▸ TEXT SECTION:

Recipe for a delicious KatuLunggay dish

posted in: Plants | 2

Kimosabe commented in an earlier post that he fondly remembers the delicious dish of Katuday flowers and leaves that he sampled years ago in Malaysia. The dish was spicy and lemak, cooked with curry powder and coconut milk.

Katuday or Turi (Sesbania grandiflora).

Thanks to his comment, my Filipina helper Estela V Acierto decided to concoct a mixed Katuday-Malunggay dish. The name of the dish, shortened to KatuLunggay comes from Katuday or Turi (Sesbania grandiflora) (above) and Malunggay or Drumstick (Moringa olifera) (below), using the Tagalog names of both plants.

Malunggay or Drumstick (Moringa olifera).

She uses the flowers and young leaves of Katuday and the young leaves of Malunggay – see HERE for the preparation of Katuday flowers. In the video clip below, Estela demonstrates how the dish is cooked.

Recipe: Heat oil in frying pan, add sliced onions, sambal chilli and prawn paste. Add mixture of leaves and flowers, then a liberal amount of coconut cream. Remove when the vegetables are cooked. Crispy ikan bilis (dried anchovies) and groundnuts as garnish.

The delicious KatuLunggay dish.

This healthy dish is delicious, spicy and lemak, as well as chewy (above, below).

Assistant cook Tinny G Unciano tasting the dish.

The flowers of Katuday are eaten as a vegetable in South and Southeast Asia LINK. The stamens and styles of the flowers are first removed. They are then blanched and tossed in vinegar. Sliced onions and chillies are added as garnish. Young leaves can be eaten as a vegetable or incorporated in soups, although older ones are tough. We regularly collect the flowers and distribute them to the local Filipino community who miss their favourite salad (below).

Katuday flowers blanched and tossed with vinegar, onions and tomato slices.

Malunggay on the other hand is grown mainly for the young pods, cooked mostly with dahl as a vegetable curry. The pods are highly fibrous but the seeds inside are tender and delicious. Eat the seeds and “spit” out the fibres. The dish is a favourite with many locals. You can also cook with long beans, ladies finger, pumpkin etc. (below).

Young pods of Malunggay cooked with long beans, ladies finger, pumpkin etc.

YC Wee & Estela V Acierto
30th October 2018

2 Responses

  1. Kimosabe

    I would certainly like to eat that with chapatti or steamy hot Mali Hom (fragrant Thai rice).

▸ DATA SHOWN:
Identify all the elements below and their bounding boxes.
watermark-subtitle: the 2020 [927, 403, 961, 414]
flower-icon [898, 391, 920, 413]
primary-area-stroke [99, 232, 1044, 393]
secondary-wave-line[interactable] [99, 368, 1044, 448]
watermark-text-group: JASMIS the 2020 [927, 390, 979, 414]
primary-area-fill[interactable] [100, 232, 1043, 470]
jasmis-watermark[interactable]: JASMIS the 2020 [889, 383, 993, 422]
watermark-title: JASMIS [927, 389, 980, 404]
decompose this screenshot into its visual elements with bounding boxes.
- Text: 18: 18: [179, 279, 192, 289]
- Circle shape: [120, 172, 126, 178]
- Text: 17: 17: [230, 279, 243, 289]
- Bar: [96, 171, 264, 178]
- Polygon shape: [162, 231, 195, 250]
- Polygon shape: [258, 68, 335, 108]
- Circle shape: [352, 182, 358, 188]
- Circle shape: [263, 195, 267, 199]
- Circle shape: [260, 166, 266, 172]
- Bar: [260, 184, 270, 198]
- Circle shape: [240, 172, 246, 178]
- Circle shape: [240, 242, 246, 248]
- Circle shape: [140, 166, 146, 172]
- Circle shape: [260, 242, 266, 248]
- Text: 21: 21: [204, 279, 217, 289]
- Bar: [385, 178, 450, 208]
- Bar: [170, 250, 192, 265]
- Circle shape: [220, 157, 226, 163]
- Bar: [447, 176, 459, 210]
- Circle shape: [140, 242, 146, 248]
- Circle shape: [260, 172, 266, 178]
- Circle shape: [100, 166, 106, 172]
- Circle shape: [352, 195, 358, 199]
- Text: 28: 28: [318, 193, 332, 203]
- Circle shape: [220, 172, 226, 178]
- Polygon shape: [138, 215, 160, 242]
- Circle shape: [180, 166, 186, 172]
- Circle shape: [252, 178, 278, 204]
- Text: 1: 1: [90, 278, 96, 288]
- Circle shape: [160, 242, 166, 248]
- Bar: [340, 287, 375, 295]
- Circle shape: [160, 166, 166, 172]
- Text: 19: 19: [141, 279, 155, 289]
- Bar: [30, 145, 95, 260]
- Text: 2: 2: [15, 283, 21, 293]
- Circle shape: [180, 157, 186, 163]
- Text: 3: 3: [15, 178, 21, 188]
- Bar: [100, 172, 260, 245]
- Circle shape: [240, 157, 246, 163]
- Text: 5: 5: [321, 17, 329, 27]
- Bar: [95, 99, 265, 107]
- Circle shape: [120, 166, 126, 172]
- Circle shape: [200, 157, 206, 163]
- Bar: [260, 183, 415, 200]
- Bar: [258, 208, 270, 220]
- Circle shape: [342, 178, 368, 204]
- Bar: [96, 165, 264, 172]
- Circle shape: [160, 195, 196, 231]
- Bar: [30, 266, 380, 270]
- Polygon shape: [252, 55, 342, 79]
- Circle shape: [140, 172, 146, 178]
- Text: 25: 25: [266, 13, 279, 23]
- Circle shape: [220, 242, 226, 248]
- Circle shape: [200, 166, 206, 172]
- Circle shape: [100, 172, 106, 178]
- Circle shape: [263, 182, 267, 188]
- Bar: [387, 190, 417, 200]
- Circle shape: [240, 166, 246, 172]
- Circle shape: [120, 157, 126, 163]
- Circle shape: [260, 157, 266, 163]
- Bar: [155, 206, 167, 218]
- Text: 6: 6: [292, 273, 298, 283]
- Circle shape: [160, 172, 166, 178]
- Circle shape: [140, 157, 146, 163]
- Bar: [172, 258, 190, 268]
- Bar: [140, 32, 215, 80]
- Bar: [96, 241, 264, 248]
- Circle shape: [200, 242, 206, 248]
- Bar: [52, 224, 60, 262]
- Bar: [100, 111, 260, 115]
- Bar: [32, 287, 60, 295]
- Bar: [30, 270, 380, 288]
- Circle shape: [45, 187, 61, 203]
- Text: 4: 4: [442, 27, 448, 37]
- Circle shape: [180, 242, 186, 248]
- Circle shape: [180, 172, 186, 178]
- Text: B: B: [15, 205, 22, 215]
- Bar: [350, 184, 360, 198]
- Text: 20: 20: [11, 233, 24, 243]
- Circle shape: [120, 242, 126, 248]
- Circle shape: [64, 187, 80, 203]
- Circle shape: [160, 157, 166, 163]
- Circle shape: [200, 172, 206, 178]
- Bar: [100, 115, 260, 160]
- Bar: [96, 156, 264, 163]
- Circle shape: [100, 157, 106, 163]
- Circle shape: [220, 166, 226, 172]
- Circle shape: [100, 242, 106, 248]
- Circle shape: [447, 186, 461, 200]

▸ ACTIVITY 1: Rewrite the stretch of the KatuLunggay recipe post from "The delicious KatuLunggay" through "tasting the dish.", changing "delicious" to "tasty" wherever it appears.
▸ ACTIVITY 2: According to the KatuLunggay recipe post, what is used to garnish the dish?

▸ EXERCISE ANSWER 1:
The tasty KatuLunggay dish.

This healthy dish is tasty, spicy and lemak, as well as chewy (above, below).

Assistant cook Tinny G Unciano tasting the dish.

▸ EXERCISE ANSWER 2: Crispy ikan bilis (dried anchovies) and groundnuts.